[Begin]

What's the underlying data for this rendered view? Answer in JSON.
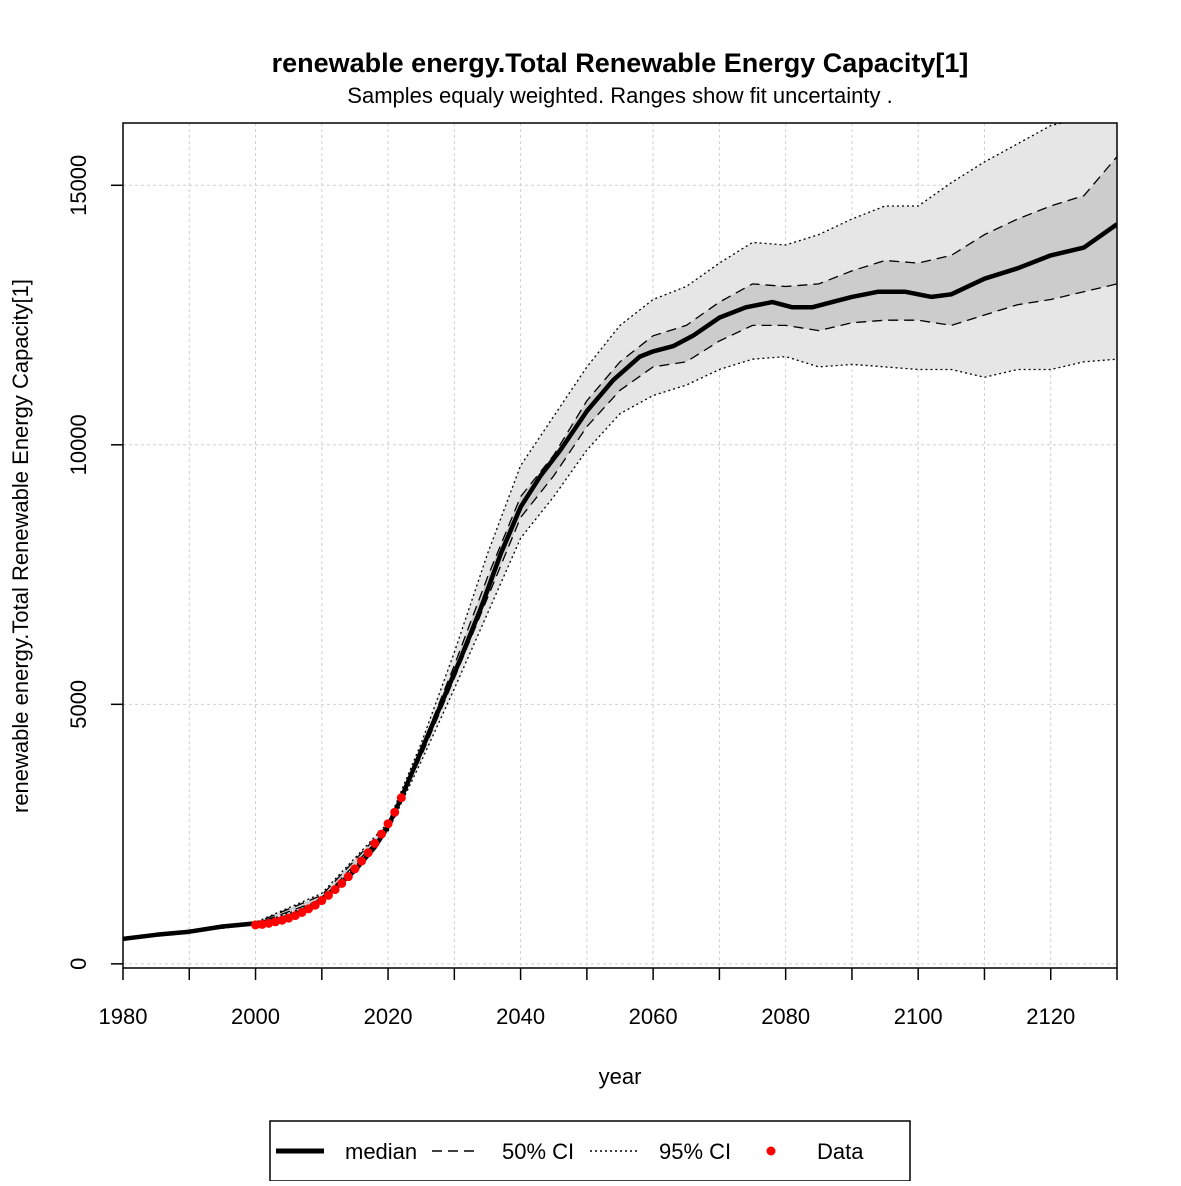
{
  "chart_data": {
    "type": "line",
    "title": "renewable energy.Total Renewable Energy Capacity[1]",
    "subtitle": "Samples equaly weighted. Ranges show  fit uncertainty .",
    "xlabel": "year",
    "ylabel": "renewable energy.Total Renewable Energy Capacity[1]",
    "xlim": [
      1980,
      2130
    ],
    "ylim": [
      -80,
      16200
    ],
    "x_ticks": [
      1980,
      2000,
      2020,
      2040,
      2060,
      2080,
      2100,
      2120
    ],
    "x_tick_labels": [
      "1980",
      "2000",
      "2020",
      "2040",
      "2060",
      "2080",
      "2100",
      "2120"
    ],
    "y_ticks": [
      0,
      5000,
      10000,
      15000
    ],
    "y_tick_labels": [
      "0",
      "5000",
      "10000",
      "15000"
    ],
    "grid": true,
    "legend": {
      "position": "bottom",
      "entries": [
        {
          "label": "median",
          "style": "solid-thick"
        },
        {
          "label": "50% CI",
          "style": "dashed"
        },
        {
          "label": "95% CI",
          "style": "dotted"
        },
        {
          "label": "Data",
          "style": "red-point"
        }
      ]
    },
    "colors": {
      "median": "#000000",
      "ci50_fill": "#cccccc",
      "ci95_fill": "#e6e6e6",
      "data": "#ff0000",
      "grid": "#cfcfcf"
    },
    "series": [
      {
        "name": "median",
        "x": [
          1980,
          1985,
          1990,
          1995,
          2000,
          2003,
          2006,
          2009,
          2012,
          2015,
          2018,
          2020,
          2022,
          2025,
          2028,
          2031,
          2034,
          2037,
          2040,
          2043,
          2046,
          2050,
          2054,
          2058,
          2060,
          2063,
          2066,
          2070,
          2074,
          2078,
          2081,
          2084,
          2087,
          2090,
          2094,
          2098,
          2102,
          2105,
          2110,
          2115,
          2120,
          2125,
          2130
        ],
        "y": [
          480,
          560,
          620,
          720,
          780,
          830,
          960,
          1150,
          1450,
          1800,
          2250,
          2650,
          3200,
          4100,
          5000,
          5900,
          6850,
          7900,
          8800,
          9400,
          9900,
          10650,
          11250,
          11700,
          11800,
          11900,
          12100,
          12450,
          12650,
          12750,
          12650,
          12650,
          12750,
          12850,
          12950,
          12950,
          12850,
          12900,
          13200,
          13400,
          13650,
          13800,
          14250
        ]
      },
      {
        "name": "50% CI upper",
        "x": [
          1980,
          2000,
          2010,
          2020,
          2025,
          2030,
          2035,
          2040,
          2045,
          2050,
          2055,
          2060,
          2065,
          2070,
          2075,
          2080,
          2085,
          2090,
          2095,
          2100,
          2105,
          2110,
          2115,
          2120,
          2125,
          2130
        ],
        "y": [
          490,
          790,
          1320,
          2680,
          4150,
          5750,
          7450,
          9000,
          9800,
          10850,
          11600,
          12100,
          12300,
          12750,
          13100,
          13050,
          13100,
          13350,
          13550,
          13500,
          13650,
          14050,
          14350,
          14600,
          14800,
          15550
        ]
      },
      {
        "name": "50% CI lower",
        "x": [
          1980,
          2000,
          2010,
          2020,
          2025,
          2030,
          2035,
          2040,
          2045,
          2050,
          2055,
          2060,
          2065,
          2070,
          2075,
          2080,
          2085,
          2090,
          2095,
          2100,
          2105,
          2110,
          2115,
          2120,
          2125,
          2130
        ],
        "y": [
          470,
          770,
          1240,
          2600,
          4000,
          5500,
          7050,
          8600,
          9400,
          10350,
          11050,
          11500,
          11600,
          12000,
          12300,
          12300,
          12200,
          12350,
          12400,
          12400,
          12300,
          12500,
          12700,
          12800,
          12950,
          13100
        ]
      },
      {
        "name": "95% CI upper",
        "x": [
          1980,
          2000,
          2010,
          2020,
          2025,
          2030,
          2035,
          2040,
          2045,
          2050,
          2055,
          2060,
          2065,
          2070,
          2075,
          2080,
          2085,
          2090,
          2095,
          2100,
          2105,
          2110,
          2115,
          2120,
          2125,
          2130
        ],
        "y": [
          500,
          800,
          1360,
          2720,
          4250,
          6000,
          7900,
          9600,
          10550,
          11500,
          12300,
          12800,
          13050,
          13500,
          13900,
          13850,
          14050,
          14350,
          14600,
          14600,
          15050,
          15450,
          15800,
          16150,
          16300,
          16400
        ]
      },
      {
        "name": "95% CI lower",
        "x": [
          1980,
          2000,
          2010,
          2020,
          2025,
          2030,
          2035,
          2040,
          2045,
          2050,
          2055,
          2060,
          2065,
          2070,
          2075,
          2080,
          2085,
          2090,
          2095,
          2100,
          2105,
          2110,
          2115,
          2120,
          2125,
          2130
        ],
        "y": [
          460,
          760,
          1200,
          2560,
          3900,
          5300,
          6750,
          8200,
          9000,
          9900,
          10600,
          10950,
          11150,
          11450,
          11650,
          11700,
          11500,
          11550,
          11500,
          11450,
          11450,
          11300,
          11450,
          11450,
          11600,
          11650
        ]
      },
      {
        "name": "Data",
        "x": [
          2000,
          2001,
          2002,
          2003,
          2004,
          2005,
          2006,
          2007,
          2008,
          2009,
          2010,
          2011,
          2012,
          2013,
          2014,
          2015,
          2016,
          2017,
          2018,
          2019,
          2020,
          2021,
          2022
        ],
        "y": [
          750,
          760,
          780,
          810,
          840,
          880,
          930,
          990,
          1060,
          1130,
          1220,
          1320,
          1430,
          1550,
          1680,
          1830,
          1980,
          2140,
          2320,
          2500,
          2700,
          2920,
          3200
        ]
      }
    ]
  }
}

[End]

Reproduce the material in its entirety and word for word, without the pictures.

**Answer for the task:**
What's the underlying data for this rendered view? Answer in JSON.
{
  "chart_data": {
    "type": "line",
    "title": "renewable energy.Total Renewable Energy Capacity[1]",
    "subtitle": "Samples equaly weighted. Ranges show  fit uncertainty .",
    "xlabel": "year",
    "ylabel": "renewable energy.Total Renewable Energy Capacity[1]",
    "xlim": [
      1980,
      2130
    ],
    "ylim": [
      -80,
      16200
    ],
    "x_ticks": [
      1980,
      2000,
      2020,
      2040,
      2060,
      2080,
      2100,
      2120
    ],
    "x_tick_labels": [
      "1980",
      "2000",
      "2020",
      "2040",
      "2060",
      "2080",
      "2100",
      "2120"
    ],
    "y_ticks": [
      0,
      5000,
      10000,
      15000
    ],
    "y_tick_labels": [
      "0",
      "5000",
      "10000",
      "15000"
    ],
    "grid": true,
    "legend": {
      "position": "bottom",
      "entries": [
        {
          "label": "median",
          "style": "solid-thick"
        },
        {
          "label": "50% CI",
          "style": "dashed"
        },
        {
          "label": "95% CI",
          "style": "dotted"
        },
        {
          "label": "Data",
          "style": "red-point"
        }
      ]
    },
    "colors": {
      "median": "#000000",
      "ci50_fill": "#cccccc",
      "ci95_fill": "#e6e6e6",
      "data": "#ff0000",
      "grid": "#cfcfcf"
    },
    "series": [
      {
        "name": "median",
        "x": [
          1980,
          1985,
          1990,
          1995,
          2000,
          2003,
          2006,
          2009,
          2012,
          2015,
          2018,
          2020,
          2022,
          2025,
          2028,
          2031,
          2034,
          2037,
          2040,
          2043,
          2046,
          2050,
          2054,
          2058,
          2060,
          2063,
          2066,
          2070,
          2074,
          2078,
          2081,
          2084,
          2087,
          2090,
          2094,
          2098,
          2102,
          2105,
          2110,
          2115,
          2120,
          2125,
          2130
        ],
        "y": [
          480,
          560,
          620,
          720,
          780,
          830,
          960,
          1150,
          1450,
          1800,
          2250,
          2650,
          3200,
          4100,
          5000,
          5900,
          6850,
          7900,
          8800,
          9400,
          9900,
          10650,
          11250,
          11700,
          11800,
          11900,
          12100,
          12450,
          12650,
          12750,
          12650,
          12650,
          12750,
          12850,
          12950,
          12950,
          12850,
          12900,
          13200,
          13400,
          13650,
          13800,
          14250
        ]
      },
      {
        "name": "50% CI upper",
        "x": [
          1980,
          2000,
          2010,
          2020,
          2025,
          2030,
          2035,
          2040,
          2045,
          2050,
          2055,
          2060,
          2065,
          2070,
          2075,
          2080,
          2085,
          2090,
          2095,
          2100,
          2105,
          2110,
          2115,
          2120,
          2125,
          2130
        ],
        "y": [
          490,
          790,
          1320,
          2680,
          4150,
          5750,
          7450,
          9000,
          9800,
          10850,
          11600,
          12100,
          12300,
          12750,
          13100,
          13050,
          13100,
          13350,
          13550,
          13500,
          13650,
          14050,
          14350,
          14600,
          14800,
          15550
        ]
      },
      {
        "name": "50% CI lower",
        "x": [
          1980,
          2000,
          2010,
          2020,
          2025,
          2030,
          2035,
          2040,
          2045,
          2050,
          2055,
          2060,
          2065,
          2070,
          2075,
          2080,
          2085,
          2090,
          2095,
          2100,
          2105,
          2110,
          2115,
          2120,
          2125,
          2130
        ],
        "y": [
          470,
          770,
          1240,
          2600,
          4000,
          5500,
          7050,
          8600,
          9400,
          10350,
          11050,
          11500,
          11600,
          12000,
          12300,
          12300,
          12200,
          12350,
          12400,
          12400,
          12300,
          12500,
          12700,
          12800,
          12950,
          13100
        ]
      },
      {
        "name": "95% CI upper",
        "x": [
          1980,
          2000,
          2010,
          2020,
          2025,
          2030,
          2035,
          2040,
          2045,
          2050,
          2055,
          2060,
          2065,
          2070,
          2075,
          2080,
          2085,
          2090,
          2095,
          2100,
          2105,
          2110,
          2115,
          2120,
          2125,
          2130
        ],
        "y": [
          500,
          800,
          1360,
          2720,
          4250,
          6000,
          7900,
          9600,
          10550,
          11500,
          12300,
          12800,
          13050,
          13500,
          13900,
          13850,
          14050,
          14350,
          14600,
          14600,
          15050,
          15450,
          15800,
          16150,
          16300,
          16400
        ]
      },
      {
        "name": "95% CI lower",
        "x": [
          1980,
          2000,
          2010,
          2020,
          2025,
          2030,
          2035,
          2040,
          2045,
          2050,
          2055,
          2060,
          2065,
          2070,
          2075,
          2080,
          2085,
          2090,
          2095,
          2100,
          2105,
          2110,
          2115,
          2120,
          2125,
          2130
        ],
        "y": [
          460,
          760,
          1200,
          2560,
          3900,
          5300,
          6750,
          8200,
          9000,
          9900,
          10600,
          10950,
          11150,
          11450,
          11650,
          11700,
          11500,
          11550,
          11500,
          11450,
          11450,
          11300,
          11450,
          11450,
          11600,
          11650
        ]
      },
      {
        "name": "Data",
        "x": [
          2000,
          2001,
          2002,
          2003,
          2004,
          2005,
          2006,
          2007,
          2008,
          2009,
          2010,
          2011,
          2012,
          2013,
          2014,
          2015,
          2016,
          2017,
          2018,
          2019,
          2020,
          2021,
          2022
        ],
        "y": [
          750,
          760,
          780,
          810,
          840,
          880,
          930,
          990,
          1060,
          1130,
          1220,
          1320,
          1430,
          1550,
          1680,
          1830,
          1980,
          2140,
          2320,
          2500,
          2700,
          2920,
          3200
        ]
      }
    ]
  }
}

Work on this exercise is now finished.